** Extrait cité **
Cahiers des chemins qui ne mènent pas
Jean-Louis Bernard
Editions Alcyone, 2020
note de lecture publiée dans le N° 81 de Diérèse (été 2021)
Ce sont là 54 textes d’une dense prose poétique, dont quelques-uns accueillent entre leurs lignes un poème proprement dit, c’est-à-dire en vers. Le titre du recueil semble faire écho à l’ouvrage de Martin Heidegger, Chemins qui ne mènent nulle part (six chemins qui s’enfoncent dans le domaine inexploré de la pensée) ; mais Jean-Louis Bernard va faire de ses chemins sans destination préalable le moyen d’arpenter en tous sens le territoire intime de sa déambulation poétique en même temps que le lieu de son questionnement de l’écriture, questionnement et réflexion qui semblent nous proposer l’essentiel de l’art poétique de l’auteur.

** Consigne écrite 1 **
Recopiez mot pour mot le passage de la note de lecture situé entre « Cahiers des chemins » et « poétique de l’auteur. », ces deux bornes comprises.
** Consigne écrite 2 **
Répétez à l'identique les lignes de données ci-dessous, de celle qui contient « quick-action-2[interactable] <box>160 390 » à celle qui contient « term-tag: 定活期98天 <box>40 552 262 600</box> », les deux incluses.

** Données fournies **
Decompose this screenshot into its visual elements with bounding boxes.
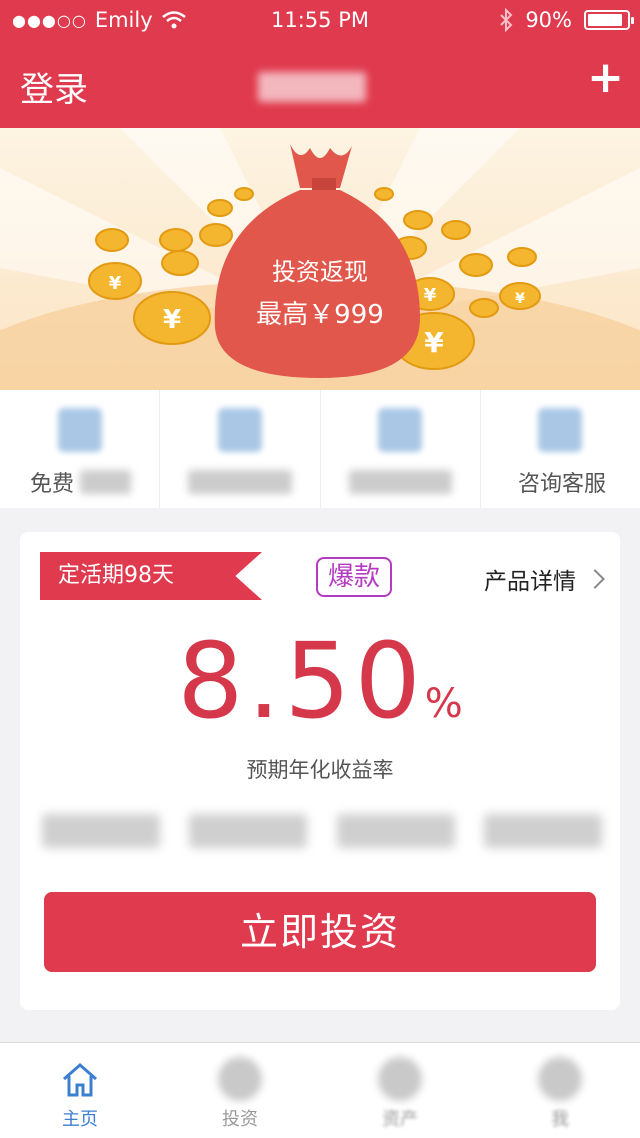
quick-action-2[interactable] <box>160 390 321 508</box>
tab-label: 资产 <box>382 1109 418 1130</box>
phone-icon <box>538 408 583 452</box>
rate-unit: % <box>424 681 463 727</box>
obscured-label <box>188 470 292 494</box>
rate-display: 8.50% <box>20 620 620 742</box>
page-title-obscured <box>258 72 366 102</box>
battery-icon <box>584 10 634 30</box>
obscured-label <box>80 470 132 494</box>
quick-actions: 免费 咨询客服 <box>0 390 640 508</box>
obscured-meta <box>189 814 308 848</box>
svg-text:¥: ¥ <box>515 291 525 307</box>
login-button[interactable]: 登录 <box>20 62 88 111</box>
product-meta <box>42 814 602 854</box>
svg-text:¥: ¥ <box>424 326 444 359</box>
obscured-meta <box>483 814 602 848</box>
svg-text:¥: ¥ <box>424 285 437 306</box>
tab-home[interactable]: 主页 <box>0 1043 160 1138</box>
battery-level <box>588 14 623 26</box>
product-card: 定活期98天 爆款 产品详情 8.50% 预期年化收益率 立即投资 <box>20 532 620 1010</box>
status-right: 90% <box>499 8 634 32</box>
quick-action-free[interactable]: 免费 <box>0 390 161 508</box>
hot-badge: 爆款 <box>316 557 393 597</box>
tab-label: 投资 <box>222 1109 258 1130</box>
svg-text:¥: ¥ <box>163 305 181 335</box>
product-detail-label: 产品详情 <box>484 569 576 595</box>
money-bag-icon <box>218 1057 262 1101</box>
profile-icon <box>538 1057 582 1101</box>
product-detail-link[interactable]: 产品详情 <box>484 562 605 596</box>
obscured-label <box>348 470 452 494</box>
term-tag: 定活期98天 <box>40 552 262 600</box>
promo-banner[interactable]: ¥ ¥ ¥ ¥ ¥ 投资返现 最高￥999 <box>0 128 640 390</box>
promo-line1: 投资返现 <box>272 258 368 286</box>
tab-bar: 主页 投资 资产 我 <box>0 1042 640 1138</box>
quick-action-3[interactable] <box>321 390 481 508</box>
quick-action-customer-service[interactable]: 咨询客服 <box>481 390 640 508</box>
user-icon <box>57 408 102 452</box>
rate-label: 预期年化收益率 <box>246 758 394 782</box>
battery-percent: 90% <box>525 8 572 32</box>
status-bar: ●●●○○ Emily 11:55 PM 90% <box>0 0 640 40</box>
tab-label: 我 <box>551 1109 569 1130</box>
card-icon <box>217 408 262 452</box>
svg-text:¥: ¥ <box>109 273 122 294</box>
nav-bar: 登录 + <box>0 40 640 128</box>
obscured-meta <box>42 814 160 848</box>
tab-assets[interactable]: 资产 <box>320 1043 480 1138</box>
app-header: ●●●○○ Emily 11:55 PM 90% 登录 + <box>0 0 640 128</box>
chevron-right-icon <box>585 569 605 589</box>
obscured-meta <box>336 814 455 848</box>
rate-value: 8.50 <box>177 620 425 742</box>
tab-label: 主页 <box>62 1109 98 1130</box>
tab-invest[interactable]: 投资 <box>160 1043 320 1138</box>
assets-icon <box>378 1057 422 1101</box>
invest-now-button[interactable]: 立即投资 <box>44 892 596 972</box>
chat-icon <box>378 408 423 452</box>
add-button[interactable]: + <box>587 56 624 100</box>
quick-action-label: 咨询客服 <box>517 472 606 497</box>
tab-me[interactable]: 我 <box>480 1043 640 1138</box>
home-icon <box>63 1063 97 1097</box>
promo-line2: 最高￥999 <box>256 300 384 330</box>
bluetooth-icon <box>500 8 513 32</box>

** Corrigé 1 **
Cahiers des chemins qui ne mènent pas
Jean-Louis Bernard
Editions Alcyone, 2020
note de lecture publiée dans le N° 81 de Diérèse (été 2021)
Ce sont là 54 textes d’une dense prose poétique, dont quelques-uns accueillent entre leurs lignes un poème proprement dit, c’est-à-dire en vers. Le titre du recueil semble faire écho à l’ouvrage de Martin Heidegger, Chemins qui ne mènent nulle part (six chemins qui s’enfoncent dans le domaine inexploré de la pensée) ; mais Jean-Louis Bernard va faire de ses chemins sans destination préalable le moyen d’arpenter en tous sens le territoire intime de sa déambulation poétique en même temps que le lieu de son questionnement de l’écriture, questionnement et réflexion qui semblent nous proposer l’essentiel de l’art poétique de l’auteur.

** Corrigé 2 **
quick-action-2[interactable] <box>160 390 321 508</box>
tab-label: 资产 <box>382 1109 418 1130</box>
phone-icon <box>538 408 583 452</box>
rate-unit: % <box>424 681 463 727</box>
obscured-label <box>188 470 292 494</box>
rate-display: 8.50% <box>20 620 620 742</box>
page-title-obscured <box>258 72 366 102</box>
battery-icon <box>584 10 634 30</box>
obscured-label <box>80 470 132 494</box>
quick-actions: 免费 咨询客服 <box>0 390 640 508</box>
obscured-meta <box>189 814 308 848</box>
svg-text:¥: ¥ <box>515 291 525 307</box>
login-button[interactable]: 登录 <box>20 62 88 111</box>
product-meta <box>42 814 602 854</box>
svg-text:¥: ¥ <box>424 326 444 359</box>
obscured-meta <box>483 814 602 848</box>
svg-text:¥: ¥ <box>424 285 437 306</box>
tab-home[interactable]: 主页 <box>0 1043 160 1138</box>
battery-level <box>588 14 623 26</box>
product-card: 定活期98天 爆款 产品详情 8.50% 预期年化收益率 立即投资 <box>20 532 620 1010</box>
status-right: 90% <box>499 8 634 32</box>
quick-action-free[interactable]: 免费 <box>0 390 161 508</box>
hot-badge: 爆款 <box>316 557 393 597</box>
tab-label: 投资 <box>222 1109 258 1130</box>
svg-text:¥: ¥ <box>163 305 181 335</box>
product-detail-label: 产品详情 <box>484 569 576 595</box>
money-bag-icon <box>218 1057 262 1101</box>
profile-icon <box>538 1057 582 1101</box>
product-detail-link[interactable]: 产品详情 <box>484 562 605 596</box>
obscured-label <box>348 470 452 494</box>
term-tag: 定活期98天 <box>40 552 262 600</box>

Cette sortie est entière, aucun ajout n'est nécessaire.